> [Some records]
==================================================

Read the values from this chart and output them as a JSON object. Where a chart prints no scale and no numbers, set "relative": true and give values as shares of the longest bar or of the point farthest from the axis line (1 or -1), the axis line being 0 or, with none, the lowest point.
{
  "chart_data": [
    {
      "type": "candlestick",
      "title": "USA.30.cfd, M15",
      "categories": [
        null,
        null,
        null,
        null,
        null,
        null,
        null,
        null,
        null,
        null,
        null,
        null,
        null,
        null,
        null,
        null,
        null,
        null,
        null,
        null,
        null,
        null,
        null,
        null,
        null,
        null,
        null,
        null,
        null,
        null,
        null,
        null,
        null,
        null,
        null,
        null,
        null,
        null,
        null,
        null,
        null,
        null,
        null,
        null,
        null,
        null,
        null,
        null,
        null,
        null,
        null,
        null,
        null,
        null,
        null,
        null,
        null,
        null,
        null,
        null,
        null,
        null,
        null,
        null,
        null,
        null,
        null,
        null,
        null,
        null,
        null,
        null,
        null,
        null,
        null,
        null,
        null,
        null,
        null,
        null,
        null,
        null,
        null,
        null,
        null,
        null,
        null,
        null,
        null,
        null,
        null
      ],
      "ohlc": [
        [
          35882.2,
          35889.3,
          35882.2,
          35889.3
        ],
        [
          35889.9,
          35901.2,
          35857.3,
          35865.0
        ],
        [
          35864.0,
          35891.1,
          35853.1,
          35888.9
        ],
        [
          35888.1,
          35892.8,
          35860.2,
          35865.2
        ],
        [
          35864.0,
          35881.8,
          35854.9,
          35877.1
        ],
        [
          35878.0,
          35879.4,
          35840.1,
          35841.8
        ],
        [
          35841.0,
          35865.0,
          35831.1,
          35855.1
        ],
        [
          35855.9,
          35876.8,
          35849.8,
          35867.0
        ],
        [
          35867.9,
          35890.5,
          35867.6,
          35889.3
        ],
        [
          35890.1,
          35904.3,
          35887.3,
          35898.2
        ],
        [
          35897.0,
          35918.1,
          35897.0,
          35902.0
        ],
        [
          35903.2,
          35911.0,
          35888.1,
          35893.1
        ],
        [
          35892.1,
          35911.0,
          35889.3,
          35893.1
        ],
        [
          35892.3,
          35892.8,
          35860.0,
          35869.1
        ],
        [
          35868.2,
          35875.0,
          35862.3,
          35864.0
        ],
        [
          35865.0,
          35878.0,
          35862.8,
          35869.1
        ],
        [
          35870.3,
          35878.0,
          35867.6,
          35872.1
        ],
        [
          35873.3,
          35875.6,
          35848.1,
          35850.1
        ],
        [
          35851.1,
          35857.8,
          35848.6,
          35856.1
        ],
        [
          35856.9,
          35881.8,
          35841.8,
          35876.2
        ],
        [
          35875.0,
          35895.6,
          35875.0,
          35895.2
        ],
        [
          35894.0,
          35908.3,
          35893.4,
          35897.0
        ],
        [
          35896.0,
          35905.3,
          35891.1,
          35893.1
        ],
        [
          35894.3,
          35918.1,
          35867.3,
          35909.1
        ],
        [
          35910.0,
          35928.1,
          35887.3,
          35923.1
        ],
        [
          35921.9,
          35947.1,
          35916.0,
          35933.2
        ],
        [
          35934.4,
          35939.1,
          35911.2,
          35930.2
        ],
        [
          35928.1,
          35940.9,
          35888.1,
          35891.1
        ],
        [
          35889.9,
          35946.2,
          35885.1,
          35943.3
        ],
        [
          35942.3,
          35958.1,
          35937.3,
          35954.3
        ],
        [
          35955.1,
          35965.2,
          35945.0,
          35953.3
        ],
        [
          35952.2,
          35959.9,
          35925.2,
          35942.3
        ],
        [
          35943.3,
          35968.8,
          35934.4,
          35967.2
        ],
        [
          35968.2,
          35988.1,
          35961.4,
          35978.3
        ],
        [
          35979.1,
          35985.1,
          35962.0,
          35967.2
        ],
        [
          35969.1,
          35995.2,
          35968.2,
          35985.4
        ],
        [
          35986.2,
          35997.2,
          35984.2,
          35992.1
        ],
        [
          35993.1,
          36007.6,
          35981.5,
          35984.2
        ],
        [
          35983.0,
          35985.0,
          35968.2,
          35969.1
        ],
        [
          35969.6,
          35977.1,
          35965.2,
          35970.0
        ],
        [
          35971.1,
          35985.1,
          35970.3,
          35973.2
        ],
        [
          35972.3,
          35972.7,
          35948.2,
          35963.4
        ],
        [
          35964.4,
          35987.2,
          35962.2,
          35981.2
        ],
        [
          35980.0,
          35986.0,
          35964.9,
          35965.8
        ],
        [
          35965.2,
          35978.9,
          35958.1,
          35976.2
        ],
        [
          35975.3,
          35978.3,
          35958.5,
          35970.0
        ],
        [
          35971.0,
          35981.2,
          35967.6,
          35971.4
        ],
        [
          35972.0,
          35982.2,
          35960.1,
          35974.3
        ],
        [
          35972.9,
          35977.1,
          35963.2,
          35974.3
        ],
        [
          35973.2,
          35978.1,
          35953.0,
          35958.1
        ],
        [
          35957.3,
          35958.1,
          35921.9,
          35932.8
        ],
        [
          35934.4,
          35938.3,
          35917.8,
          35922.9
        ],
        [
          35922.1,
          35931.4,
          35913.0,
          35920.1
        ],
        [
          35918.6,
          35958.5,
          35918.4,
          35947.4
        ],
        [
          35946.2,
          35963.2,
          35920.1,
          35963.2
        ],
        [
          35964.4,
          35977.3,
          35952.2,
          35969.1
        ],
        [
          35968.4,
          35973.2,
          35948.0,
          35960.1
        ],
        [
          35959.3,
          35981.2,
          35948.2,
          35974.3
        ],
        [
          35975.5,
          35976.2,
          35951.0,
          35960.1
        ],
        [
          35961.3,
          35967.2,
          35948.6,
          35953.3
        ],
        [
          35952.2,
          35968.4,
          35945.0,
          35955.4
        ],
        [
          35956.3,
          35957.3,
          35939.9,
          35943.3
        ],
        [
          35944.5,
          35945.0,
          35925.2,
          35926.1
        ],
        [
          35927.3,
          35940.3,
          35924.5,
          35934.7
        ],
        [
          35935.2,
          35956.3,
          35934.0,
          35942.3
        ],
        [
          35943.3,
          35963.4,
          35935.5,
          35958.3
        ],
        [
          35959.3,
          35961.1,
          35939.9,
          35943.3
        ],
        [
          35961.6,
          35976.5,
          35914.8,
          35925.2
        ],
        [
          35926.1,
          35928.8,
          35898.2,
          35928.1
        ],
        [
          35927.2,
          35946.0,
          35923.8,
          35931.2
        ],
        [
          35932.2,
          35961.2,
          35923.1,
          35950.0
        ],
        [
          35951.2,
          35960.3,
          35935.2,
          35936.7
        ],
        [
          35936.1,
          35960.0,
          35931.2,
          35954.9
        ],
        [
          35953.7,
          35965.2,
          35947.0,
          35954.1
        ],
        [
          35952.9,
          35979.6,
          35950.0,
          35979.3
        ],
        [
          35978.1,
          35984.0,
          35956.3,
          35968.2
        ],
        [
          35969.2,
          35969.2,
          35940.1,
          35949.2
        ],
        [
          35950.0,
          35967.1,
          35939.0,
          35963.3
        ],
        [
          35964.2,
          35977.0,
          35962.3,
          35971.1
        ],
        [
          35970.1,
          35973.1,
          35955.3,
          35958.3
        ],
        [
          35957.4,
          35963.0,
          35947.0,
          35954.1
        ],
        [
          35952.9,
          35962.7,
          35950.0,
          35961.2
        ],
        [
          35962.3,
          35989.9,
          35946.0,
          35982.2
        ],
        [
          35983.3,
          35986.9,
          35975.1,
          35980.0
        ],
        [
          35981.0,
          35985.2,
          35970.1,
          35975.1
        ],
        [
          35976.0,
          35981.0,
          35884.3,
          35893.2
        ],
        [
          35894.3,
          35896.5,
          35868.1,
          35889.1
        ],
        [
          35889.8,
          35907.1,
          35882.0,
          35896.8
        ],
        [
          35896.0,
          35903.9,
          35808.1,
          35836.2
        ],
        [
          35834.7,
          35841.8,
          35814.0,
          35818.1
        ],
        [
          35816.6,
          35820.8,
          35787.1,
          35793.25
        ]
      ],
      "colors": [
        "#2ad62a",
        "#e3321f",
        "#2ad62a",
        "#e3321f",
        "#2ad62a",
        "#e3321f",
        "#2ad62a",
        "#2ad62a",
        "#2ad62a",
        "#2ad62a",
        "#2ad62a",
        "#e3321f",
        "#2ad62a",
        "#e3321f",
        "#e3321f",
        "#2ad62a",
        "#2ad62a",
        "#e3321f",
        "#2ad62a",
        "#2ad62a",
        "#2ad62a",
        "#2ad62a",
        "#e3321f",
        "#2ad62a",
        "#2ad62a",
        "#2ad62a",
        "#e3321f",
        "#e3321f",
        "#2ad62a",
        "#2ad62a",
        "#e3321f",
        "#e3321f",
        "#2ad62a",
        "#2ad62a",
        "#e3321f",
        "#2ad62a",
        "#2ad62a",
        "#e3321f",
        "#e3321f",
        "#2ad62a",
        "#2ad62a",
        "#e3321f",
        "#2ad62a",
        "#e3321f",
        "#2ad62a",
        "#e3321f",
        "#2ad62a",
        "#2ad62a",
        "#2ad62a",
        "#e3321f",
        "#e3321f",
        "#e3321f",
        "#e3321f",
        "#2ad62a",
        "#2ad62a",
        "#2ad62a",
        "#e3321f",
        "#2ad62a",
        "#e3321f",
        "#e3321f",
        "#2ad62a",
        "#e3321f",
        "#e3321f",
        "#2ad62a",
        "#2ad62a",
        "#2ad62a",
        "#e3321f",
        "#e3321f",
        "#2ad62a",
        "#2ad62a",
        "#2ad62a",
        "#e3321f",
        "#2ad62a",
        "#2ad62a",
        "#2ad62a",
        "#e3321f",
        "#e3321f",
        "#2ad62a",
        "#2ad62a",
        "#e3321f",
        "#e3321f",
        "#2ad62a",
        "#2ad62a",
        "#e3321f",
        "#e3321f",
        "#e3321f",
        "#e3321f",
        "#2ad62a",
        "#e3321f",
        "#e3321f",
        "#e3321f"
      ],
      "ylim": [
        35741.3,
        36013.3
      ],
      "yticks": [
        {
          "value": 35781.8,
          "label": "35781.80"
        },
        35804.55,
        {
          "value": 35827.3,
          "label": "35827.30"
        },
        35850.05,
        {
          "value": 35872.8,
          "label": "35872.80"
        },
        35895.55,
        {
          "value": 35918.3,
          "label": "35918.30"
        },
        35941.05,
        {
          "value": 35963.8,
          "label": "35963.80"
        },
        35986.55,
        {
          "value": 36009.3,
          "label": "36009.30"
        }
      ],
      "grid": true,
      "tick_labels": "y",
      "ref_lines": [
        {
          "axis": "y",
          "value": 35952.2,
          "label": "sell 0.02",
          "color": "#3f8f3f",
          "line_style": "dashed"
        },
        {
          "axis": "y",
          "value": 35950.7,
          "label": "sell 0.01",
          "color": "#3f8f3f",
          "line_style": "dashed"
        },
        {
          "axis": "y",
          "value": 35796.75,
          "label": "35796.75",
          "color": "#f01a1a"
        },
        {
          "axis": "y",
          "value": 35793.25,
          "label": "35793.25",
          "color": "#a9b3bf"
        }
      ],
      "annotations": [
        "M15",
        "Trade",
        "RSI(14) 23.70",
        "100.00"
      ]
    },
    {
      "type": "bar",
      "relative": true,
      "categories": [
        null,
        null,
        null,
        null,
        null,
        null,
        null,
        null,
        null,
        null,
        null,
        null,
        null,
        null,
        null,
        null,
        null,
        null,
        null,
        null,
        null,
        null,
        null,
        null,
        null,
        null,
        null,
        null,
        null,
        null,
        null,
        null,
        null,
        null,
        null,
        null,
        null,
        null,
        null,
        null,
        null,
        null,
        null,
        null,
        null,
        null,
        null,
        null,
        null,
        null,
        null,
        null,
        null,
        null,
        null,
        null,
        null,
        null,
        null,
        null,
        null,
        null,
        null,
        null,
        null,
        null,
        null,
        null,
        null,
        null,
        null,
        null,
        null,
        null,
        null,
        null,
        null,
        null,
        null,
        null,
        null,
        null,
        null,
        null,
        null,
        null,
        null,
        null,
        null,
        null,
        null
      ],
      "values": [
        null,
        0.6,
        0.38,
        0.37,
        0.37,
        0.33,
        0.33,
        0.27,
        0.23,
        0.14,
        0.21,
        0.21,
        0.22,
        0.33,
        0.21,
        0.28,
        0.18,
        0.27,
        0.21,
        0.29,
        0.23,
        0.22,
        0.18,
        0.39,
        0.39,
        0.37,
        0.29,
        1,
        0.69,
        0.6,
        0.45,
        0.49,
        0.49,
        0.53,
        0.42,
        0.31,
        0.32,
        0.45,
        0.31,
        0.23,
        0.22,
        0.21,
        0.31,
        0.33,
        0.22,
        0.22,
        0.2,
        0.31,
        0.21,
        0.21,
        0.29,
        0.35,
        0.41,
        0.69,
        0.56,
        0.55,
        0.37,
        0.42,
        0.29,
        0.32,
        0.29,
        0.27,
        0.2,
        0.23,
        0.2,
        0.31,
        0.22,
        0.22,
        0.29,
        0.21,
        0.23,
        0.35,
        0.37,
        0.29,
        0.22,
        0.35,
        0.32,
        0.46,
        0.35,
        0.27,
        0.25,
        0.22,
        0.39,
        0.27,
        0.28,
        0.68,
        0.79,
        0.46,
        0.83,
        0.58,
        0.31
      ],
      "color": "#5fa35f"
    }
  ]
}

==================================================

> [Task objective]
Scan the data for the word "values" and copy every line where it shows up.

> [Output below]
Read the values from this chart and output them as a JSON object. Where a chart prints no scale and no numbers, set "relative": true and give values as shares of the longest bar or of the point farthest from the axis line (1 or -1), the axis line being 0 or, with none, the lowest point.
      "values": [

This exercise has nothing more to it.